#### SET EXERCISE
Quote the rows from the line containing "answer-choice[interactable]: structural support" through the line containing "watch-prefix: Watch the — [26, 597, 88, 612]", both ends included, with each one unchanged.

-- begin DATA TO PROCESS --

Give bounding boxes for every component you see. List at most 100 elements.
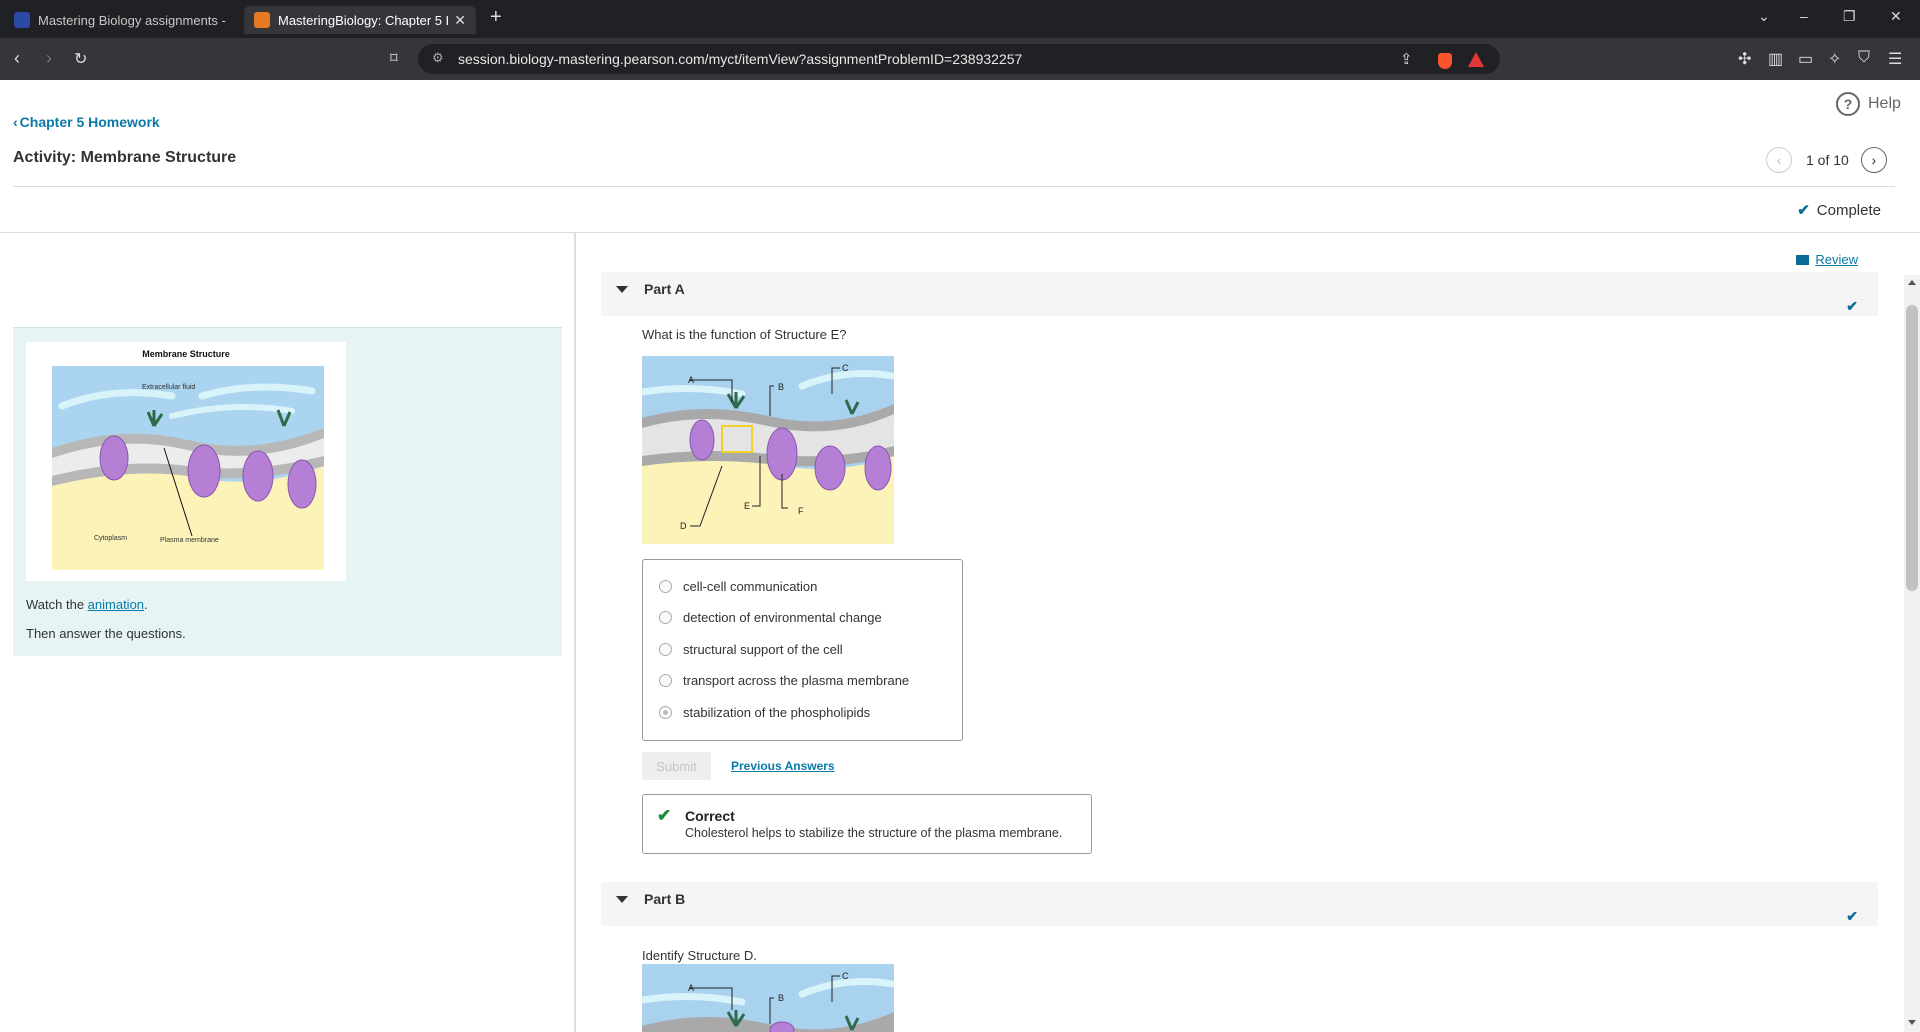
answer-choice[interactable]: structural support of the cell — [659, 642, 843, 657]
part-label: Part A — [644, 281, 685, 297]
status-label: Complete — [1816, 201, 1881, 219]
watch-prefix: Watch the — [26, 597, 88, 612]
menu-icon[interactable]: ☰ — [1888, 49, 1902, 69]
bookmark-icon[interactable]: ⌑ — [390, 49, 398, 67]
help-button[interactable]: ? Help — [1836, 92, 1901, 116]
browser-tab-bar: Mastering Biology assignments - 20 Maste… — [0, 0, 1920, 38]
mastering-favicon-icon — [254, 12, 270, 28]
question-text: Identify Structure D. — [642, 948, 757, 963]
vpn-icon[interactable]: ⛉ — [1858, 49, 1870, 67]
question-figure: A B C D E F — [642, 356, 894, 544]
radio-button[interactable] — [659, 580, 672, 593]
review-link[interactable]: Review — [1796, 252, 1858, 267]
scrollbar-thumb[interactable] — [1906, 305, 1918, 591]
radio-button[interactable] — [659, 643, 672, 656]
part-b-header[interactable]: Part B ✔ — [601, 882, 1878, 926]
book-icon — [1796, 254, 1810, 265]
collapse-arrow-icon — [616, 286, 628, 293]
feedback-text: Cholesterol helps to stabilize the struc… — [685, 826, 1063, 840]
correct-check-icon: ✔ — [657, 806, 672, 825]
minimize-icon[interactable]: – — [1800, 8, 1808, 24]
scroll-down-icon[interactable] — [1908, 1020, 1916, 1025]
sidebar-icon[interactable]: ▥ — [1768, 49, 1783, 69]
radio-button-selected[interactable] — [659, 706, 672, 719]
back-link-label: Chapter 5 Homework — [19, 114, 160, 130]
close-tab-icon[interactable]: ✕ — [454, 12, 466, 29]
part-label: Part B — [644, 891, 686, 907]
answer-choice[interactable]: transport across the plasma membrane — [659, 673, 909, 688]
extensions-icon[interactable]: ✣ — [1738, 49, 1751, 69]
choice-label: transport across the plasma membrane — [683, 673, 910, 688]
review-label: Review — [1815, 252, 1858, 267]
wallet-icon[interactable]: ▭ — [1798, 49, 1813, 69]
intro-panel: Membrane Structure Extracellular fluid C… — [13, 327, 562, 656]
help-label: Help — [1868, 95, 1901, 112]
question-figure-partial: A B C — [642, 964, 894, 1032]
new-tab-button[interactable]: + — [490, 6, 502, 29]
membrane-illustration: Extracellular fluid Cytoplasm Plasma mem… — [52, 366, 324, 570]
close-window-icon[interactable]: ✕ — [1890, 8, 1902, 25]
reload-icon[interactable]: ↻ — [74, 49, 87, 69]
figure-label-f: F — [798, 506, 804, 516]
watch-instruction: Watch the animation. — [26, 597, 148, 612]
instruction-text: Then answer the questions. — [26, 626, 186, 641]
choice-label: cell-cell communication — [683, 579, 818, 594]
share-icon[interactable]: ⇪ — [1400, 50, 1413, 68]
tab-title: MasteringBiology: Chapter 5 Ho — [278, 12, 449, 28]
animation-link[interactable]: animation — [88, 597, 144, 612]
previous-answers-link[interactable]: Previous Answers — [731, 759, 835, 773]
figure-label-d: D — [680, 521, 687, 531]
choice-label: stabilization of the phospholipids — [683, 705, 871, 720]
radio-button[interactable] — [659, 674, 672, 687]
answer-choices: cell-cell communication detection of env… — [642, 559, 963, 741]
scroll-up-icon[interactable] — [1908, 280, 1916, 285]
figure-label-c: C — [842, 971, 849, 981]
brave-rewards-icon[interactable] — [1468, 52, 1484, 67]
thumbnail-title: Membrane Structure — [142, 349, 230, 359]
back-to-assignment-link[interactable]: ‹ Chapter 5 Homework — [13, 114, 160, 130]
feedback-title: Correct — [685, 808, 735, 824]
figure-label-a: A — [688, 983, 694, 993]
answer-choice-selected[interactable]: stabilization of the phospholipids — [659, 705, 870, 720]
checkmark-icon: ✔ — [1846, 908, 1858, 924]
tab-search-icon[interactable]: ⌄ — [1758, 8, 1770, 25]
forward-icon[interactable]: › — [46, 48, 52, 69]
submit-button[interactable]: Submit — [642, 752, 711, 780]
header-divider — [13, 186, 1895, 187]
animation-thumbnail[interactable]: Membrane Structure Extracellular fluid C… — [26, 342, 346, 581]
answer-choice[interactable]: detection of environmental change — [659, 610, 882, 625]
tab-title: Mastering Biology assignments - 20 — [38, 12, 230, 28]
choice-label: detection of environmental change — [683, 610, 882, 625]
question-text: What is the function of Structure E? — [642, 327, 847, 342]
answer-choice[interactable]: cell-cell communication — [659, 579, 817, 594]
next-item-button[interactable]: › — [1860, 147, 1887, 173]
site-settings-icon[interactable]: ⚙ — [432, 50, 444, 66]
help-icon: ? — [1836, 92, 1860, 116]
figure-label-membrane: Plasma membrane — [160, 537, 219, 544]
chevron-left-icon: ‹ — [13, 114, 18, 130]
watch-suffix: . — [144, 597, 148, 612]
page-title: Activity: Membrane Structure — [13, 149, 237, 166]
part-a-header[interactable]: Part A ✔ — [601, 272, 1878, 316]
browser-tab[interactable]: Mastering Biology assignments - 20 — [4, 6, 240, 34]
leo-ai-icon[interactable]: ✧ — [1828, 49, 1841, 69]
figure-label-e: E — [744, 501, 750, 511]
back-icon[interactable]: ‹ — [14, 48, 20, 69]
checkmark-icon: ✔ — [1846, 298, 1858, 314]
url-text: session.biology-mastering.pearson.com/my… — [458, 51, 1023, 67]
figure-label-extracellular: Extracellular fluid — [142, 384, 195, 391]
choice-label: structural support of the cell — [683, 642, 843, 657]
browser-toolbar: ‹ › ↻ ⌑ ⚙ session.biology-mastering.pear… — [0, 38, 1920, 80]
section-divider — [0, 232, 1920, 233]
figure-label-a: A — [688, 375, 694, 385]
radio-button[interactable] — [659, 611, 672, 624]
figure-label-b: B — [778, 382, 784, 392]
address-bar[interactable]: ⚙ session.biology-mastering.pearson.com/… — [418, 44, 1500, 74]
figure-label-cytoplasm: Cytoplasm — [94, 535, 127, 542]
browser-tab-active[interactable]: MasteringBiology: Chapter 5 Ho ✕ — [244, 6, 476, 34]
restore-icon[interactable]: ❐ — [1843, 8, 1856, 25]
previous-item-button[interactable]: ‹ — [1766, 147, 1792, 173]
feedback-box: ✔ Correct Cholesterol helps to stabilize… — [642, 794, 1092, 854]
brave-shields-icon[interactable] — [1438, 53, 1452, 69]
item-pager: ‹ 1 of 10 › — [1766, 147, 1887, 173]
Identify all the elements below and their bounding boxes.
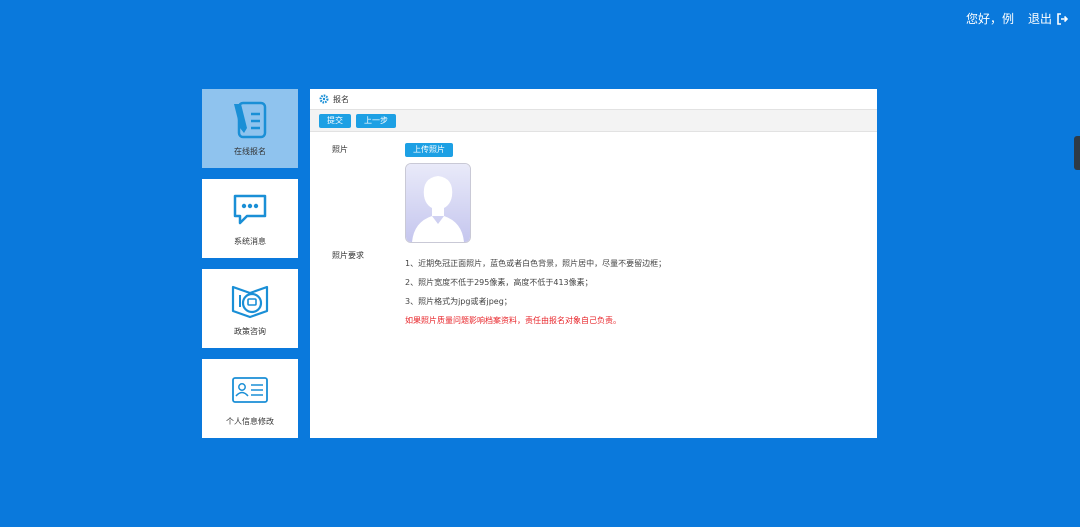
gear-icon	[319, 94, 329, 104]
panel-toolbar: 提交 上一步	[310, 110, 877, 132]
nav-label: 政策咨询	[234, 327, 266, 336]
photo-warning-text: 如果照片质量问题影响档案资料，责任由报名对象自己负责。	[405, 316, 621, 325]
side-collapse-handle[interactable]	[1074, 136, 1080, 170]
submit-button[interactable]: 提交	[319, 113, 351, 128]
id-card-icon	[230, 370, 270, 410]
nav-label: 在线报名	[234, 147, 266, 156]
nav-label: 个人信息修改	[226, 417, 274, 426]
logout-label: 退出	[1027, 12, 1052, 26]
photo-label: 照片	[332, 145, 348, 154]
avatar-placeholder-icon	[406, 164, 470, 242]
logout-icon	[1057, 12, 1068, 25]
sidebar-nav: 在线报名 系统消息 政策咨询 个人信息修改	[202, 89, 298, 449]
nav-label: 系统消息	[234, 237, 266, 246]
photo-requirements-label: 照片要求	[332, 251, 364, 260]
panel-title: 报名	[333, 94, 349, 104]
requirement-item: 1、近期免冠正面照片，蓝色或者白色背景，照片居中，尽量不要留边框；	[405, 259, 667, 268]
top-bar: 您好，例 退出	[966, 10, 1068, 27]
nav-item-policy-consult[interactable]: 政策咨询	[202, 269, 298, 348]
chat-bubble-icon	[230, 190, 270, 230]
logout-button[interactable]: 退出	[1028, 10, 1068, 27]
photo-preview	[405, 163, 471, 243]
requirement-item: 3、照片格式为jpg或者jpeg；	[405, 297, 512, 306]
nav-item-system-messages[interactable]: 系统消息	[202, 179, 298, 258]
book-chat-icon	[230, 280, 270, 320]
greeting-text: 您好，例	[965, 12, 1014, 26]
requirement-item: 2、照片宽度不低于295像素，高度不低于413像素；	[405, 278, 593, 287]
nav-item-profile-edit[interactable]: 个人信息修改	[202, 359, 298, 438]
form-pen-icon	[230, 100, 270, 140]
panel-header: 报名	[310, 89, 877, 110]
nav-item-online-registration[interactable]: 在线报名	[202, 89, 298, 168]
upload-photo-button[interactable]: 上传照片	[405, 143, 453, 157]
prev-step-button[interactable]: 上一步	[356, 113, 396, 128]
registration-panel: 报名 提交 上一步 照片 上传照片 照片要求 1、近期免冠正面照片，蓝色或者白色…	[310, 89, 877, 438]
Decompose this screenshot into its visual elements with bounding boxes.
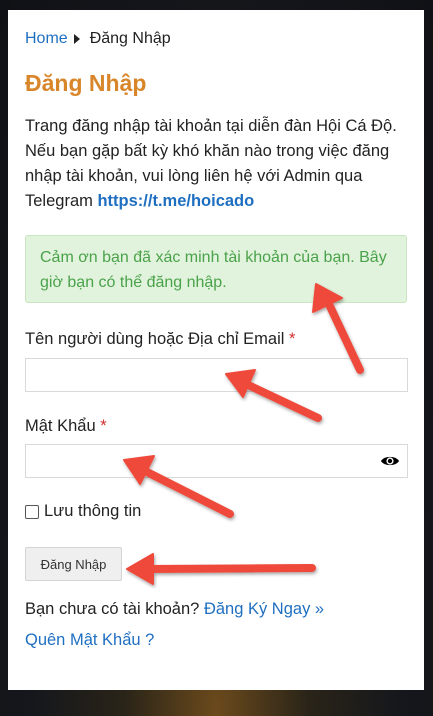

-- end DATA TO PROCESS --

#### CORRECT RESPONSE
answer-choice[interactable]: structural support of the cell — [659, 642, 843, 657]
part-label: Part A — [644, 281, 685, 297]
status-label: Complete — [1816, 201, 1881, 219]
watch-prefix: Watch the — [26, 597, 88, 612]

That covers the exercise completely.